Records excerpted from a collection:
-- start --
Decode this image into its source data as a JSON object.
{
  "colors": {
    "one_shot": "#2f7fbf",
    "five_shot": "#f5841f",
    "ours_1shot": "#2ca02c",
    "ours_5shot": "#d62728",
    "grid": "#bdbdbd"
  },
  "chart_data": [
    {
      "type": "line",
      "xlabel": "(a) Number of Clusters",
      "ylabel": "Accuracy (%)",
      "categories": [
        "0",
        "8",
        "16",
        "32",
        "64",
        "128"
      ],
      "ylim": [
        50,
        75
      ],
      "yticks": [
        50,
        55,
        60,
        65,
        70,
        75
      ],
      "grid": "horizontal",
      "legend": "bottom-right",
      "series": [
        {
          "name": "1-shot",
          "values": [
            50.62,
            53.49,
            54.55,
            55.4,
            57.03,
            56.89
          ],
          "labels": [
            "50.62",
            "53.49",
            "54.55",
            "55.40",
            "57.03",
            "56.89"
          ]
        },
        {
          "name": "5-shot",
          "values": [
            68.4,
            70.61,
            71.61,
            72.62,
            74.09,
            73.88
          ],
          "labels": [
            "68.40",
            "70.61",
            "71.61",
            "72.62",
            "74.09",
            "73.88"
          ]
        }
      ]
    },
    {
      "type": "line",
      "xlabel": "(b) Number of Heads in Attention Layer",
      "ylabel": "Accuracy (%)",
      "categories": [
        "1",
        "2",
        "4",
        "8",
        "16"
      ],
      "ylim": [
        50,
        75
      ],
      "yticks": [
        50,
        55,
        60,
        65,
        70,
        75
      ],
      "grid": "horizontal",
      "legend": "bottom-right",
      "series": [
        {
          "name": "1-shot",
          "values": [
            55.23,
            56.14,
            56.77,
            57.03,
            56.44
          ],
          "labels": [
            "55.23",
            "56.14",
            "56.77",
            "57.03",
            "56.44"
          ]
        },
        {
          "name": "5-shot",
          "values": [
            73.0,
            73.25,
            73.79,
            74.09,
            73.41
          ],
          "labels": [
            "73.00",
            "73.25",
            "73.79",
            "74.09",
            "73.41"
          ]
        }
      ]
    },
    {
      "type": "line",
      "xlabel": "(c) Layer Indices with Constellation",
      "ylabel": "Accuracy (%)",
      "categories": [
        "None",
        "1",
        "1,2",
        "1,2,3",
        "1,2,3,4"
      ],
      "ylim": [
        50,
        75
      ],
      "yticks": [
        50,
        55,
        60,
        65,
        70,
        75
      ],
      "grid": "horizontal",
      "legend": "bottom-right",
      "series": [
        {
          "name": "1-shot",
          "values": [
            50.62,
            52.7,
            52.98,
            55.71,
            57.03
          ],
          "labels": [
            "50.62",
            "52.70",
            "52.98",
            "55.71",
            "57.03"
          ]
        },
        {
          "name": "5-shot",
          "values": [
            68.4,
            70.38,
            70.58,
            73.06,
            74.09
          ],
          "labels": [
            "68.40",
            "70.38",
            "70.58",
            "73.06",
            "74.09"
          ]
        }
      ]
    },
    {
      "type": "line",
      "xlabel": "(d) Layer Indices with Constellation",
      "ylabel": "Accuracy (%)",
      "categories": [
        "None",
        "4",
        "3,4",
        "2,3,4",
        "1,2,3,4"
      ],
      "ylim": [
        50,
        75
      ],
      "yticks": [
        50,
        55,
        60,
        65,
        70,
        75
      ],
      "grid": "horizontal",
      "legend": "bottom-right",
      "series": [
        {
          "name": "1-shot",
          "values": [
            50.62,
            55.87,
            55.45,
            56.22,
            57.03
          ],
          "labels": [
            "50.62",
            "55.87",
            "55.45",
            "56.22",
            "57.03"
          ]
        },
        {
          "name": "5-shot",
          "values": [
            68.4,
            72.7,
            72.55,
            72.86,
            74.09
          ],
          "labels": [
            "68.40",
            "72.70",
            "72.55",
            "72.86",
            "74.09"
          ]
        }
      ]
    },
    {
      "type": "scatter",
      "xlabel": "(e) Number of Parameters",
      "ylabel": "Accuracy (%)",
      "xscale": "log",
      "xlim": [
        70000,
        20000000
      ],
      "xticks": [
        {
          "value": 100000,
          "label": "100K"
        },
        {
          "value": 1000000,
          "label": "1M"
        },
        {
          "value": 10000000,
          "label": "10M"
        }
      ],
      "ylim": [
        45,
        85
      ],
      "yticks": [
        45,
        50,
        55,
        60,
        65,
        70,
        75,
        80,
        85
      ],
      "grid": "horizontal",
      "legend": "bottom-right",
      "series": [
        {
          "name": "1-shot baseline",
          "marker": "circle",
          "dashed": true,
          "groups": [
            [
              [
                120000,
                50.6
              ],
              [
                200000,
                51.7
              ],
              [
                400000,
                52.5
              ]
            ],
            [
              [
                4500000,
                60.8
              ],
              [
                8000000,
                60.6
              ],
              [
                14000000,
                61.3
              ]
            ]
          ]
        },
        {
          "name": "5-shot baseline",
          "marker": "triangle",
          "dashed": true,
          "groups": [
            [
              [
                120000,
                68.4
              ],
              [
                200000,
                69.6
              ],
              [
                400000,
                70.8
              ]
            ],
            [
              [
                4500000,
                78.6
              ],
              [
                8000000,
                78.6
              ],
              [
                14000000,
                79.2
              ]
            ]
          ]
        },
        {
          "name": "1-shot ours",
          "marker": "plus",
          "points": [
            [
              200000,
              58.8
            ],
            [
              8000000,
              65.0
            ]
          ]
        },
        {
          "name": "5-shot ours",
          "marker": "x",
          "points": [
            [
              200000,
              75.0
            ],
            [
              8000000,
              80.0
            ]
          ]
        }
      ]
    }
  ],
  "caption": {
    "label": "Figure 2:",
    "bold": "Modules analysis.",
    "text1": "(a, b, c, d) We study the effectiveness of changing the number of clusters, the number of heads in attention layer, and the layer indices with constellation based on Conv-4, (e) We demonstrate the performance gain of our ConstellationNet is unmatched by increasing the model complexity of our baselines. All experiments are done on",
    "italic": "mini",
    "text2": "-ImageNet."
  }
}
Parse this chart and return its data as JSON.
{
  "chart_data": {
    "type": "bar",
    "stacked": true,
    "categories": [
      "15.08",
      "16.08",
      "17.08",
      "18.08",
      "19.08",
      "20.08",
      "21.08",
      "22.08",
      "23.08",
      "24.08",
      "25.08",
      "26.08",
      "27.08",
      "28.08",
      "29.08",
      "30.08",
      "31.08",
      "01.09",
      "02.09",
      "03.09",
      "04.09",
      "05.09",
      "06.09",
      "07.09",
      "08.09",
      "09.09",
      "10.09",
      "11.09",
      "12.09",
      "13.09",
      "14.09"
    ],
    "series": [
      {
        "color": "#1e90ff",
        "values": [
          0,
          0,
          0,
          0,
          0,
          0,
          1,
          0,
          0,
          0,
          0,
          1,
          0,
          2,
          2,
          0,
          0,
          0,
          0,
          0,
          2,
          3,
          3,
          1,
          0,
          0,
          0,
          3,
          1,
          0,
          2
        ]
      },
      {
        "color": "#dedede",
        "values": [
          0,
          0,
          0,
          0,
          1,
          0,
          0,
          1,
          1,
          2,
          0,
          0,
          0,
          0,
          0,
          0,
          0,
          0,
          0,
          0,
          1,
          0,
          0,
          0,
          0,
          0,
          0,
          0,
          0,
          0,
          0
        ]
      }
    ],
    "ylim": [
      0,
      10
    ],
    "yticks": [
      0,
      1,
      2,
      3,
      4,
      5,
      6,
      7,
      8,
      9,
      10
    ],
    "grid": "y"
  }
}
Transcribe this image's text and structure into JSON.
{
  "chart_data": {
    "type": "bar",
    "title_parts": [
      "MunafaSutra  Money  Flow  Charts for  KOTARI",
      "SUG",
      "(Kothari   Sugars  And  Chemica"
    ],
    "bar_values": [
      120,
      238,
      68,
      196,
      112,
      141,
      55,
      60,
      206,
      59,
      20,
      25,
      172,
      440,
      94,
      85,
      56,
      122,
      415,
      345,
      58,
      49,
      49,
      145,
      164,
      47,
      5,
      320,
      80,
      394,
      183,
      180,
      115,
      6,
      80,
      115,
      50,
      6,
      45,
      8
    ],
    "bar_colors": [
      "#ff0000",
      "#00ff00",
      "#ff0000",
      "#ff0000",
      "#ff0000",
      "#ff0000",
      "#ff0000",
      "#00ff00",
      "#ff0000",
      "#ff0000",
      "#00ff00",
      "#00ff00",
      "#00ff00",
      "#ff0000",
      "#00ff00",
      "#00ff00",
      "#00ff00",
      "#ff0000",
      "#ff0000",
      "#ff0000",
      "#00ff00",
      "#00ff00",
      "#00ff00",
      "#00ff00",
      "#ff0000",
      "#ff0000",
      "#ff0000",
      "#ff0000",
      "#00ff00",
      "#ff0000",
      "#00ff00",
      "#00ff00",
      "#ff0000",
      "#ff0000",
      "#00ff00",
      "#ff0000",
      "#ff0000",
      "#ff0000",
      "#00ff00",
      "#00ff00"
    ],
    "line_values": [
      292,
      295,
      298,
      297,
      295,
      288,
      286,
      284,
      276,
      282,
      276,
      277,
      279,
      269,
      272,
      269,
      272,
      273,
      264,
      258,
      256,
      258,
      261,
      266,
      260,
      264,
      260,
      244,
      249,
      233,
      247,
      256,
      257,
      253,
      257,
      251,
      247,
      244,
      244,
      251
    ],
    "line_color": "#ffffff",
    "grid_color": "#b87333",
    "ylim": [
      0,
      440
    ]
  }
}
-- end --
List every line above that holds the word "JSON".

Decode this image into its source data as a JSON object.
Parse this chart and return its data as JSON.
Transcribe this image's text and structure into JSON.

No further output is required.